- **DATA RECORDS**
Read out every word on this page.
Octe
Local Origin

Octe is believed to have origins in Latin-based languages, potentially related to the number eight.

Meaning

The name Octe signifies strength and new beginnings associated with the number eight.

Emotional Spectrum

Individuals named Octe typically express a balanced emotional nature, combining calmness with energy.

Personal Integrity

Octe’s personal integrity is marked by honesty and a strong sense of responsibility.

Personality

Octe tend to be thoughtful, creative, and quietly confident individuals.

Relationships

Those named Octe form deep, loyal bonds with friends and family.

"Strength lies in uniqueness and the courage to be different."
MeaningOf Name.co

- **WHAT YOU SHOULD DO**
Every line above should be retyped exactly as given.

- **FINISHED TASK**
Read out every word on this page.
Octe
Local Origin

Octe is believed to have origins in Latin-based languages, potentially related to the number eight.

Meaning

The name Octe signifies strength and new beginnings associated with the number eight.

Emotional Spectrum

Individuals named Octe typically express a balanced emotional nature, combining calmness with energy.

Personal Integrity

Octe’s personal integrity is marked by honesty and a strong sense of responsibility.

Personality

Octe tend to be thoughtful, creative, and quietly confident individuals.

Relationships

Those named Octe form deep, loyal bonds with friends and family.

"Strength lies in uniqueness and the courage to be different."
MeaningOf Name.co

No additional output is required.